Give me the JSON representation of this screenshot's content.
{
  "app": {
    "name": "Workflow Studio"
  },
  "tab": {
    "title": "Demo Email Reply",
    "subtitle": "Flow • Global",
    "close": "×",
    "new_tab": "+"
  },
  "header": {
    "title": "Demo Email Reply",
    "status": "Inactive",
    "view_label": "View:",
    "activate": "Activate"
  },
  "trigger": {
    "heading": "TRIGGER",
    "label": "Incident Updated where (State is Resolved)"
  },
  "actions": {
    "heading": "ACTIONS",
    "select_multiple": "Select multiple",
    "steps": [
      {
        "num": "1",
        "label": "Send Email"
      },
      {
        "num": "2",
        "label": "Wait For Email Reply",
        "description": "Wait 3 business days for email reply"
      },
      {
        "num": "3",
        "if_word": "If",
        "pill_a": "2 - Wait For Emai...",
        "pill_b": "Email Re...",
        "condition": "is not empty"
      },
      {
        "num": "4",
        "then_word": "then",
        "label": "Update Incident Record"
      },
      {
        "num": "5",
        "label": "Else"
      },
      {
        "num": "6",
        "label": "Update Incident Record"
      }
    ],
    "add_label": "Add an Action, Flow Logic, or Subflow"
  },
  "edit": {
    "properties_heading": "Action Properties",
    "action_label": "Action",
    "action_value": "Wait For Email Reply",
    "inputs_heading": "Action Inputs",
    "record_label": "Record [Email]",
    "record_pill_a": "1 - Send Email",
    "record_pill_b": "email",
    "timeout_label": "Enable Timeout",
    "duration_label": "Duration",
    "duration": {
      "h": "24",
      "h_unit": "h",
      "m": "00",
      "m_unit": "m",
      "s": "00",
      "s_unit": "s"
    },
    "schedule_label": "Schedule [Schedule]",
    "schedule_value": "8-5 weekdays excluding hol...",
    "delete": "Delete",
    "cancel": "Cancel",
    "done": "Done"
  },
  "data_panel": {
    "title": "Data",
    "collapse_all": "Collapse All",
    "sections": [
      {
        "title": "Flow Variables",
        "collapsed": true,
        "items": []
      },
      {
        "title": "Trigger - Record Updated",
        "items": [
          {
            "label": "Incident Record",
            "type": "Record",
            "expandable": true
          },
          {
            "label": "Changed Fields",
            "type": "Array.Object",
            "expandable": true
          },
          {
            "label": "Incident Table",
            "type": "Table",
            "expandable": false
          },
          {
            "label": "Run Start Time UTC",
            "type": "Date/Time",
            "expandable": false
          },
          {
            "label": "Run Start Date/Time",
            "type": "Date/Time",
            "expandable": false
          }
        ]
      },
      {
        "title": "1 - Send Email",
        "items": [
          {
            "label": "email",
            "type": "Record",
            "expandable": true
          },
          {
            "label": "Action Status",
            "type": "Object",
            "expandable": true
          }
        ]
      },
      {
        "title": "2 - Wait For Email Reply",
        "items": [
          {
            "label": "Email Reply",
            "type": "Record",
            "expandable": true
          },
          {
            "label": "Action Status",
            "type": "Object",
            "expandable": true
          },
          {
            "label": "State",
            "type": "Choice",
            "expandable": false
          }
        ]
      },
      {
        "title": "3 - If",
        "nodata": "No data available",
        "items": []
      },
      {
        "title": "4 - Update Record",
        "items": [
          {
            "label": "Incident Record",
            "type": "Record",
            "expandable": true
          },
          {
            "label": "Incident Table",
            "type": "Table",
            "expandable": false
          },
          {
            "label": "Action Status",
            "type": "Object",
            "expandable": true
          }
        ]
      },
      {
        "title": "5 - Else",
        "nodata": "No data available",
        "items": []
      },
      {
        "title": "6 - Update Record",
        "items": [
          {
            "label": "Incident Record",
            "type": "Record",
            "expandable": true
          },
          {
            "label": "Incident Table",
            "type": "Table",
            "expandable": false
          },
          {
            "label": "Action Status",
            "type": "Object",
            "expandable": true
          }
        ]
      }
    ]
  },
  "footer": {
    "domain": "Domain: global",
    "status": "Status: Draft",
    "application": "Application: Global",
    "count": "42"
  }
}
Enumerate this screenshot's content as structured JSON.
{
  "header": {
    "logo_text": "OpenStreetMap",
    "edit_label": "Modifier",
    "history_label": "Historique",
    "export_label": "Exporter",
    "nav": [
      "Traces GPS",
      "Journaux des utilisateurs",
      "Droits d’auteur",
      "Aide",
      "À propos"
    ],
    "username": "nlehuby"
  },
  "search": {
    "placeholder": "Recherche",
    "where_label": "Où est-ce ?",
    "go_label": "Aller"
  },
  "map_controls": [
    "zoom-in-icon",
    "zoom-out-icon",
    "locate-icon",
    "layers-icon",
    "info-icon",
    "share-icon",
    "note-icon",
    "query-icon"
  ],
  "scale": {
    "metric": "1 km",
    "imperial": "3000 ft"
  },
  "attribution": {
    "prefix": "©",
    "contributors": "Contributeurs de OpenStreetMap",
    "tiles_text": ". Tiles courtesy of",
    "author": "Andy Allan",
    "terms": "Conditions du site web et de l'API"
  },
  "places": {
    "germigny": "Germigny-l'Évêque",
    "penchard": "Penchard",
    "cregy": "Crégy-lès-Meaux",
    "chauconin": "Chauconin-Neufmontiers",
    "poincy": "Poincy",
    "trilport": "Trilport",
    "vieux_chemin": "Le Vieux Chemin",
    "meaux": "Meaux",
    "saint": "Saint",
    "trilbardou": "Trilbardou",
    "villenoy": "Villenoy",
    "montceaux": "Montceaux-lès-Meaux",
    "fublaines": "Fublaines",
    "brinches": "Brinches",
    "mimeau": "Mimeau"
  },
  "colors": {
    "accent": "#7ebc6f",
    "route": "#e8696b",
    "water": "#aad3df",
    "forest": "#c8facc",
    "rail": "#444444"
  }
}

Exercise description = Quote the data in full, keeping each word unchanged.

Result for this exercise =
Give me the JSON representation of this screenshot's content.
{
  "app": {
    "name": "Workflow Studio"
  },
  "tab": {
    "title": "Demo Email Reply",
    "subtitle": "Flow • Global",
    "close": "×",
    "new_tab": "+"
  },
  "header": {
    "title": "Demo Email Reply",
    "status": "Inactive",
    "view_label": "View:",
    "activate": "Activate"
  },
  "trigger": {
    "heading": "TRIGGER",
    "label": "Incident Updated where (State is Resolved)"
  },
  "actions": {
    "heading": "ACTIONS",
    "select_multiple": "Select multiple",
    "steps": [
      {
        "num": "1",
        "label": "Send Email"
      },
      {
        "num": "2",
        "label": "Wait For Email Reply",
        "description": "Wait 3 business days for email reply"
      },
      {
        "num": "3",
        "if_word": "If",
        "pill_a": "2 - Wait For Emai...",
        "pill_b": "Email Re...",
        "condition": "is not empty"
      },
      {
        "num": "4",
        "then_word": "then",
        "label": "Update Incident Record"
      },
      {
        "num": "5",
        "label": "Else"
      },
      {
        "num": "6",
        "label": "Update Incident Record"
      }
    ],
    "add_label": "Add an Action, Flow Logic, or Subflow"
  },
  "edit": {
    "properties_heading": "Action Properties",
    "action_label": "Action",
    "action_value": "Wait For Email Reply",
    "inputs_heading": "Action Inputs",
    "record_label": "Record [Email]",
    "record_pill_a": "1 - Send Email",
    "record_pill_b": "email",
    "timeout_label": "Enable Timeout",
    "duration_label": "Duration",
    "duration": {
      "h": "24",
      "h_unit": "h",
      "m": "00",
      "m_unit": "m",
      "s": "00",
      "s_unit": "s"
    },
    "schedule_label": "Schedule [Schedule]",
    "schedule_value": "8-5 weekdays excluding hol...",
    "delete": "Delete",
    "cancel": "Cancel",
    "done": "Done"
  },
  "data_panel": {
    "title": "Data",
    "collapse_all": "Collapse All",
    "sections": [
      {
        "title": "Flow Variables",
        "collapsed": true,
        "items": []
      },
      {
        "title": "Trigger - Record Updated",
        "items": [
          {
            "label": "Incident Record",
            "type": "Record",
            "expandable": true
          },
          {
            "label": "Changed Fields",
            "type": "Array.Object",
            "expandable": true
          },
          {
            "label": "Incident Table",
            "type": "Table",
            "expandable": false
          },
          {
            "label": "Run Start Time UTC",
            "type": "Date/Time",
            "expandable": false
          },
          {
            "label": "Run Start Date/Time",
            "type": "Date/Time",
            "expandable": false
          }
        ]
      },
      {
        "title": "1 - Send Email",
        "items": [
          {
            "label": "email",
            "type": "Record",
            "expandable": true
          },
          {
            "label": "Action Status",
            "type": "Object",
            "expandable": true
          }
        ]
      },
      {
        "title": "2 - Wait For Email Reply",
        "items": [
          {
            "label": "Email Reply",
            "type": "Record",
            "expandable": true
          },
          {
            "label": "Action Status",
            "type": "Object",
            "expandable": true
          },
          {
            "label": "State",
            "type": "Choice",
            "expandable": false
          }
        ]
      },
      {
        "title": "3 - If",
        "nodata": "No data available",
        "items": []
      },
      {
        "title": "4 - Update Record",
        "items": [
          {
            "label": "Incident Record",
            "type": "Record",
            "expandable": true
          },
          {
            "label": "Incident Table",
            "type": "Table",
            "expandable": false
          },
          {
            "label": "Action Status",
            "type": "Object",
            "expandable": true
          }
        ]
      },
      {
        "title": "5 - Else",
        "nodata": "No data available",
        "items": []
      },
      {
        "title": "6 - Update Record",
        "items": [
          {
            "label": "Incident Record",
            "type": "Record",
            "expandable": true
          },
          {
            "label": "Incident Table",
            "type": "Table",
            "expandable": false
          },
          {
            "label": "Action Status",
            "type": "Object",
            "expandable": true
          }
        ]
      }
    ]
  },
  "footer": {
    "domain": "Domain: global",
    "status": "Status: Draft",
    "application": "Application: Global",
    "count": "42"
  }
}
Enumerate this screenshot's content as structured JSON.
{
  "header": {
    "logo_text": "OpenStreetMap",
    "edit_label": "Modifier",
    "history_label": "Historique",
    "export_label": "Exporter",
    "nav": [
      "Traces GPS",
      "Journaux des utilisateurs",
      "Droits d’auteur",
      "Aide",
      "À propos"
    ],
    "username": "nlehuby"
  },
  "search": {
    "placeholder": "Recherche",
    "where_label": "Où est-ce ?",
    "go_label": "Aller"
  },
  "map_controls": [
    "zoom-in-icon",
    "zoom-out-icon",
    "locate-icon",
    "layers-icon",
    "info-icon",
    "share-icon",
    "note-icon",
    "query-icon"
  ],
  "scale": {
    "metric": "1 km",
    "imperial": "3000 ft"
  },
  "attribution": {
    "prefix": "©",
    "contributors": "Contributeurs de OpenStreetMap",
    "tiles_text": ". Tiles courtesy of",
    "author": "Andy Allan",
    "terms": "Conditions du site web et de l'API"
  },
  "places": {
    "germigny": "Germigny-l'Évêque",
    "penchard": "Penchard",
    "cregy": "Crégy-lès-Meaux",
    "chauconin": "Chauconin-Neufmontiers",
    "poincy": "Poincy",
    "trilport": "Trilport",
    "vieux_chemin": "Le Vieux Chemin",
    "meaux": "Meaux",
    "saint": "Saint",
    "trilbardou": "Trilbardou",
    "villenoy": "Villenoy",
    "montceaux": "Montceaux-lès-Meaux",
    "fublaines": "Fublaines",
    "brinches": "Brinches",
    "mimeau": "Mimeau"
  },
  "colors": {
    "accent": "#7ebc6f",
    "route": "#e8696b",
    "water": "#aad3df",
    "forest": "#c8facc",
    "rail": "#444444"
  }
}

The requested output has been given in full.